Aim of the exercise:
Reproduce every entry that follows word for word, but omit the images.

Figure dataset records:

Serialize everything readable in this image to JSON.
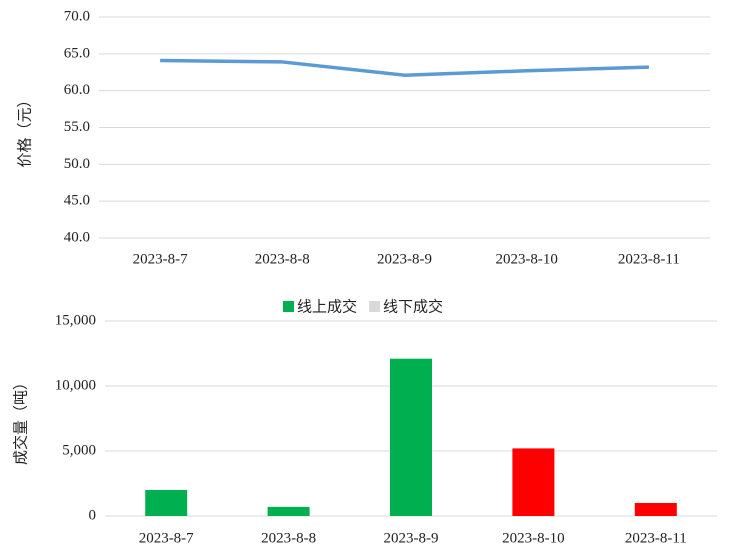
{
  "chart_data": [
    {
      "type": "line",
      "y_label": "价格（元）",
      "categories": [
        "2023-8-7",
        "2023-8-8",
        "2023-8-9",
        "2023-8-10",
        "2023-8-11"
      ],
      "series": [
        {
          "color": "#5b9bd5",
          "values": [
            64.1,
            63.9,
            62.1,
            62.7,
            63.2
          ]
        }
      ],
      "ylim": [
        40,
        70
      ],
      "yticks": [
        {
          "value": 40,
          "label": "40.0"
        },
        {
          "value": 45,
          "label": "45.0"
        },
        {
          "value": 50,
          "label": "50.0"
        },
        {
          "value": 55,
          "label": "55.0"
        },
        {
          "value": 60,
          "label": "60.0"
        },
        {
          "value": 65,
          "label": "65.0"
        },
        {
          "value": 70,
          "label": "70.0"
        }
      ],
      "grid": true
    },
    {
      "type": "bar",
      "y_label": "成交量（吨）",
      "categories": [
        "2023-8-7",
        "2023-8-8",
        "2023-8-9",
        "2023-8-10",
        "2023-8-11"
      ],
      "series": [
        {
          "name": "线上成交",
          "color": "#00b050",
          "colors": [
            "#00b050",
            "#00b050",
            "#00b050",
            "#ff0000",
            "#ff0000"
          ],
          "values": [
            2000,
            700,
            12100,
            5200,
            1000
          ]
        },
        {
          "name": "线下成交",
          "color": "#d9d9d9",
          "values": [
            0,
            0,
            0,
            0,
            0
          ]
        }
      ],
      "ylim": [
        0,
        15000
      ],
      "yticks": [
        0,
        {
          "value": 5000,
          "label": "5,000"
        },
        {
          "value": 10000,
          "label": "10,000"
        },
        {
          "value": 15000,
          "label": "15,000"
        }
      ],
      "grid": true,
      "legend": "top"
    }
  ]
}
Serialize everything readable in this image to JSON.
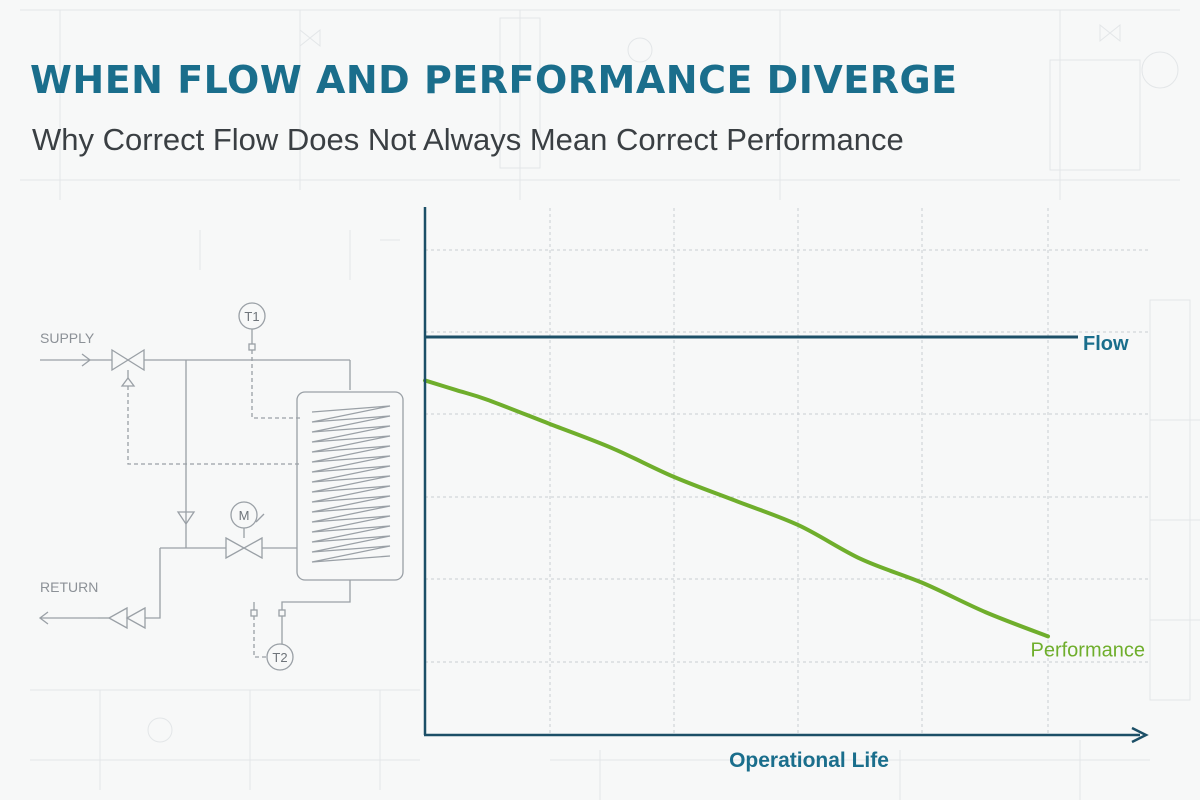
{
  "header": {
    "title": "WHEN FLOW AND PERFORMANCE DIVERGE",
    "subtitle": "Why Correct Flow Does Not Always Mean Correct Performance"
  },
  "schematic": {
    "supply_label": "SUPPLY",
    "return_label": "RETURN",
    "sensor_t1": "T1",
    "sensor_t2": "T2",
    "motor_label": "M"
  },
  "colors": {
    "title": "#1a6e8c",
    "flow_line": "#1c4f67",
    "performance_line": "#6fae2c",
    "axis": "#1c4f67",
    "grid": "#c9ced2",
    "schematic_line": "#9aa0a6"
  },
  "chart_data": {
    "type": "line",
    "title": "",
    "xlabel": "Operational Life",
    "ylabel": "",
    "xlim": [
      0,
      10
    ],
    "ylim": [
      0,
      10
    ],
    "grid": true,
    "legend": "inline-right",
    "series": [
      {
        "name": "Flow",
        "x": [
          0,
          10
        ],
        "values": [
          8.2,
          8.2
        ]
      },
      {
        "name": "Performance",
        "x": [
          0,
          0.5,
          1,
          2,
          3,
          4,
          5,
          6,
          7,
          8,
          9,
          10
        ],
        "values": [
          7.3,
          7.1,
          6.9,
          6.4,
          5.9,
          5.3,
          4.8,
          4.3,
          3.6,
          3.1,
          2.5,
          2.0
        ]
      }
    ]
  }
}
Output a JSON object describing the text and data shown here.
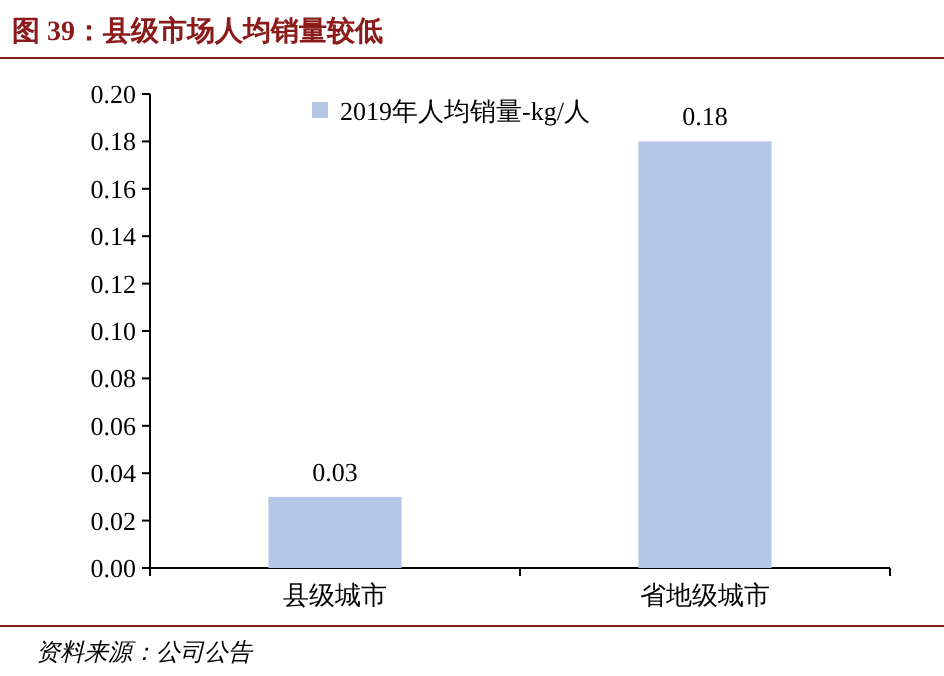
{
  "chart_data": {
    "type": "bar",
    "title": "图 39：县级市场人均销量较低",
    "categories": [
      "县级城市",
      "省地级城市"
    ],
    "series": [
      {
        "name": "2019年人均销量-kg/人",
        "color": "#b4c7e7",
        "values": [
          0.03,
          0.18
        ]
      }
    ],
    "ylim": [
      0,
      0.2
    ],
    "yticks": [
      {
        "value": 0,
        "label": "0.00"
      },
      {
        "value": 0.02,
        "label": "0.02"
      },
      {
        "value": 0.04,
        "label": "0.04"
      },
      {
        "value": 0.06,
        "label": "0.06"
      },
      {
        "value": 0.08,
        "label": "0.08"
      },
      {
        "value": 0.1,
        "label": "0.10"
      },
      {
        "value": 0.12,
        "label": "0.12"
      },
      {
        "value": 0.14,
        "label": "0.14"
      },
      {
        "value": 0.16,
        "label": "0.16"
      },
      {
        "value": 0.18,
        "label": "0.18"
      },
      {
        "value": 0.2,
        "label": "0.20"
      }
    ],
    "data_labels": true,
    "legend": "top",
    "grid": false,
    "annotations": [
      "资料来源：公司公告"
    ]
  }
}
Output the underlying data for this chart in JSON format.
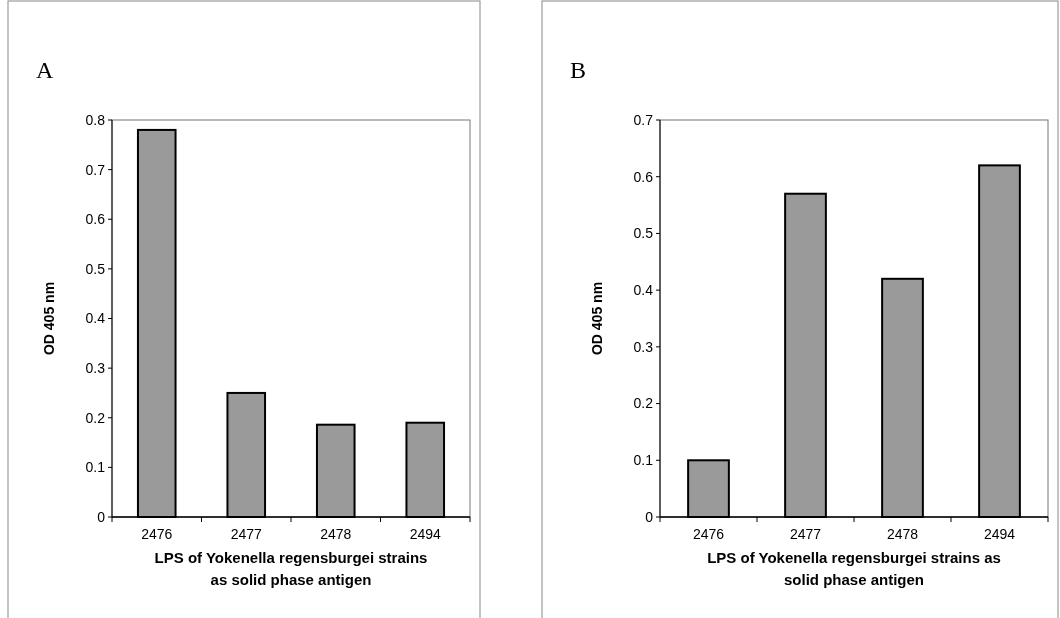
{
  "chart_data": [
    {
      "type": "bar",
      "title": "A",
      "categories": [
        "2476",
        "2477",
        "2478",
        "2494"
      ],
      "values": [
        0.78,
        0.25,
        0.186,
        0.19
      ],
      "color": "#9a9a9a",
      "ylim": [
        0,
        0.8
      ],
      "yticks": [
        0,
        0.1,
        0.2,
        0.3,
        0.4,
        0.5,
        0.6,
        0.7,
        0.8
      ],
      "ylabel": "OD 405 nm",
      "xlabel": "LPS of Yokenella regensburgei strains as solid phase antigen",
      "grid": false
    },
    {
      "type": "bar",
      "title": "B",
      "categories": [
        "2476",
        "2477",
        "2478",
        "2494"
      ],
      "values": [
        0.1,
        0.57,
        0.42,
        0.62
      ],
      "color": "#9a9a9a",
      "ylim": [
        0,
        0.7
      ],
      "yticks": [
        0,
        0.1,
        0.2,
        0.3,
        0.4,
        0.5,
        0.6,
        0.7
      ],
      "ylabel": "OD 405 nm",
      "xlabel": "LPS of Yokenella regensburgei strains as solid phase antigen",
      "grid": false
    }
  ]
}
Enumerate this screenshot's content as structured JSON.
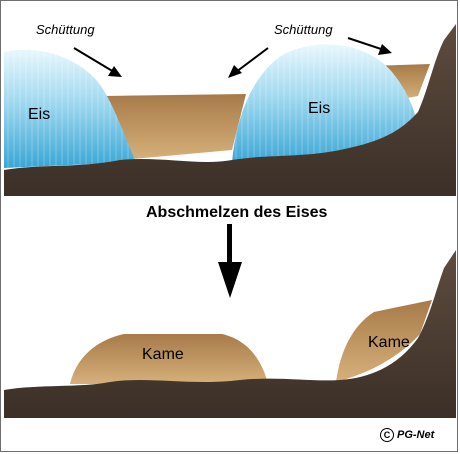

Task solution:
Serialize everything readable in this image to JSON.
{
  "chart_data": [
    {
      "type": "line",
      "y_label": "价格（元）",
      "categories": [
        "2023-8-7",
        "2023-8-8",
        "2023-8-9",
        "2023-8-10",
        "2023-8-11"
      ],
      "series": [
        {
          "color": "#5b9bd5",
          "values": [
            64.1,
            63.9,
            62.1,
            62.7,
            63.2
          ]
        }
      ],
      "ylim": [
        40,
        70
      ],
      "yticks": [
        {
          "value": 40,
          "label": "40.0"
        },
        {
          "value": 45,
          "label": "45.0"
        },
        {
          "value": 50,
          "label": "50.0"
        },
        {
          "value": 55,
          "label": "55.0"
        },
        {
          "value": 60,
          "label": "60.0"
        },
        {
          "value": 65,
          "label": "65.0"
        },
        {
          "value": 70,
          "label": "70.0"
        }
      ],
      "grid": true
    },
    {
      "type": "bar",
      "y_label": "成交量（吨）",
      "categories": [
        "2023-8-7",
        "2023-8-8",
        "2023-8-9",
        "2023-8-10",
        "2023-8-11"
      ],
      "series": [
        {
          "name": "线上成交",
          "color": "#00b050",
          "colors": [
            "#00b050",
            "#00b050",
            "#00b050",
            "#ff0000",
            "#ff0000"
          ],
          "values": [
            2000,
            700,
            12100,
            5200,
            1000
          ]
        },
        {
          "name": "线下成交",
          "color": "#d9d9d9",
          "values": [
            0,
            0,
            0,
            0,
            0
          ]
        }
      ],
      "ylim": [
        0,
        15000
      ],
      "yticks": [
        0,
        {
          "value": 5000,
          "label": "5,000"
        },
        {
          "value": 10000,
          "label": "10,000"
        },
        {
          "value": 15000,
          "label": "15,000"
        }
      ],
      "grid": true,
      "legend": "top"
    }
  ]
}
Serialize everything readable in this image to JSON.
{
  "header": {
    "title": "WHEN FLOW AND PERFORMANCE DIVERGE",
    "subtitle": "Why Correct Flow Does Not Always Mean Correct Performance"
  },
  "schematic": {
    "supply_label": "SUPPLY",
    "return_label": "RETURN",
    "sensor_t1": "T1",
    "sensor_t2": "T2",
    "motor_label": "M"
  },
  "colors": {
    "title": "#1a6e8c",
    "flow_line": "#1c4f67",
    "performance_line": "#6fae2c",
    "axis": "#1c4f67",
    "grid": "#c9ced2",
    "schematic_line": "#9aa0a6"
  },
  "chart_data": {
    "type": "line",
    "title": "",
    "xlabel": "Operational Life",
    "ylabel": "",
    "xlim": [
      0,
      10
    ],
    "ylim": [
      0,
      10
    ],
    "grid": true,
    "legend": "inline-right",
    "series": [
      {
        "name": "Flow",
        "x": [
          0,
          10
        ],
        "values": [
          8.2,
          8.2
        ]
      },
      {
        "name": "Performance",
        "x": [
          0,
          0.5,
          1,
          2,
          3,
          4,
          5,
          6,
          7,
          8,
          9,
          10
        ],
        "values": [
          7.3,
          7.1,
          6.9,
          6.4,
          5.9,
          5.3,
          4.8,
          4.3,
          3.6,
          3.1,
          2.5,
          2.0
        ]
      }
    ]
  }
}
Output a JSON object describing the text and data shown here.
{
  "chart_data": {
    "type": "bar",
    "title": "图 39：县级市场人均销量较低",
    "categories": [
      "县级城市",
      "省地级城市"
    ],
    "series": [
      {
        "name": "2019年人均销量-kg/人",
        "color": "#b4c7e7",
        "values": [
          0.03,
          0.18
        ]
      }
    ],
    "ylim": [
      0,
      0.2
    ],
    "yticks": [
      {
        "value": 0,
        "label": "0.00"
      },
      {
        "value": 0.02,
        "label": "0.02"
      },
      {
        "value": 0.04,
        "label": "0.04"
      },
      {
        "value": 0.06,
        "label": "0.06"
      },
      {
        "value": 0.08,
        "label": "0.08"
      },
      {
        "value": 0.1,
        "label": "0.10"
      },
      {
        "value": 0.12,
        "label": "0.12"
      },
      {
        "value": 0.14,
        "label": "0.14"
      },
      {
        "value": 0.16,
        "label": "0.16"
      },
      {
        "value": 0.18,
        "label": "0.18"
      },
      {
        "value": 0.2,
        "label": "0.20"
      }
    ],
    "data_labels": true,
    "legend": "top",
    "grid": false,
    "annotations": [
      "资料来源：公司公告"
    ]
  }
}
Output the underlying data for this chart in JSON format.
{
  "chart_data": [
    {
      "type": "bar",
      "title": "A",
      "categories": [
        "2476",
        "2477",
        "2478",
        "2494"
      ],
      "values": [
        0.78,
        0.25,
        0.186,
        0.19
      ],
      "color": "#9a9a9a",
      "ylim": [
        0,
        0.8
      ],
      "yticks": [
        0,
        0.1,
        0.2,
        0.3,
        0.4,
        0.5,
        0.6,
        0.7,
        0.8
      ],
      "ylabel": "OD 405 nm",
      "xlabel": "LPS of Yokenella regensburgei strains as solid phase antigen",
      "grid": false
    },
    {
      "type": "bar",
      "title": "B",
      "categories": [
        "2476",
        "2477",
        "2478",
        "2494"
      ],
      "values": [
        0.1,
        0.57,
        0.42,
        0.62
      ],
      "color": "#9a9a9a",
      "ylim": [
        0,
        0.7
      ],
      "yticks": [
        0,
        0.1,
        0.2,
        0.3,
        0.4,
        0.5,
        0.6,
        0.7
      ],
      "ylabel": "OD 405 nm",
      "xlabel": "LPS of Yokenella regensburgei strains as solid phase antigen",
      "grid": false
    }
  ]
}
Enumerate this screenshot's content as structured JSON.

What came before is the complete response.